Instruction >>
Check each line of the listing, and copy it if it contains the word "steps".

Data >>
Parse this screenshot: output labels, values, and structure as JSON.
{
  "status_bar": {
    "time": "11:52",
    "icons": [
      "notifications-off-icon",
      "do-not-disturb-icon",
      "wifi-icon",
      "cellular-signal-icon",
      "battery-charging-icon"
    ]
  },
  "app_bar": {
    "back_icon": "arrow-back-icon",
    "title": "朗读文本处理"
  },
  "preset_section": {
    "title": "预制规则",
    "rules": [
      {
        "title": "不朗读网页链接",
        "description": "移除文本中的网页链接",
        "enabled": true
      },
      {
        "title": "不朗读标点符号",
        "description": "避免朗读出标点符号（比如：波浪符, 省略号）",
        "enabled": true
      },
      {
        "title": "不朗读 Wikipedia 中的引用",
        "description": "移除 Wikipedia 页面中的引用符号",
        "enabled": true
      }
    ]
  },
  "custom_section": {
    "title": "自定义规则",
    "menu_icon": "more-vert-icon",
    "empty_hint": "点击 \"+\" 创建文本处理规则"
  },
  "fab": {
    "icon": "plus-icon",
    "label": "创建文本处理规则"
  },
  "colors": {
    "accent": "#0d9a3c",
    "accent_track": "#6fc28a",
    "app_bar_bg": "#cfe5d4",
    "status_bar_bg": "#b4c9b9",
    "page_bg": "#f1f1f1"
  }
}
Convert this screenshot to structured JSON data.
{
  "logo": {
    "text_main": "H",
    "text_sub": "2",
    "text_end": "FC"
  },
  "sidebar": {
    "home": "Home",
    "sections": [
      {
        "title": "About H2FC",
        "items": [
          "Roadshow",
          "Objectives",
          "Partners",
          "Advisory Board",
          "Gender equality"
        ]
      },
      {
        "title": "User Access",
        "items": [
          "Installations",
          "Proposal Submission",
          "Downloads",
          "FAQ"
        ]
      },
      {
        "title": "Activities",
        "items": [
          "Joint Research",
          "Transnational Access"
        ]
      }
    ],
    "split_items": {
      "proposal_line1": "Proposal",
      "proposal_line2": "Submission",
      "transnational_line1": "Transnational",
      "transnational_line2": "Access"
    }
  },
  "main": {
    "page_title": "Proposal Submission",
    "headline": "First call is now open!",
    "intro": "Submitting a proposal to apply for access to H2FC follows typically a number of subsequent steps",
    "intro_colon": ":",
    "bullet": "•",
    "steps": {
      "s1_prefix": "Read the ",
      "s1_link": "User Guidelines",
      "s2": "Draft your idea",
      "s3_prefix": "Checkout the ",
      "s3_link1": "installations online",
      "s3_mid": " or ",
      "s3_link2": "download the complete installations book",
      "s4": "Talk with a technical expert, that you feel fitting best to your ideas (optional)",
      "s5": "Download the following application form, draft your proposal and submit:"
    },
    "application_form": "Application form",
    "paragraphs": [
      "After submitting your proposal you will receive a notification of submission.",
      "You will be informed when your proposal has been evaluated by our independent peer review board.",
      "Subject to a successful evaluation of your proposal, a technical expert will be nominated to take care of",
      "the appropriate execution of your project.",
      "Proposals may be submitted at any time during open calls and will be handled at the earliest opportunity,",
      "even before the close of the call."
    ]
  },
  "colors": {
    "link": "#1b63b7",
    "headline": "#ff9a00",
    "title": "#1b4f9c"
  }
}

Exercise solution >>
    "intro": "Submitting a proposal to apply for access to H2FC follows typically a number of subsequent steps",
    "steps": {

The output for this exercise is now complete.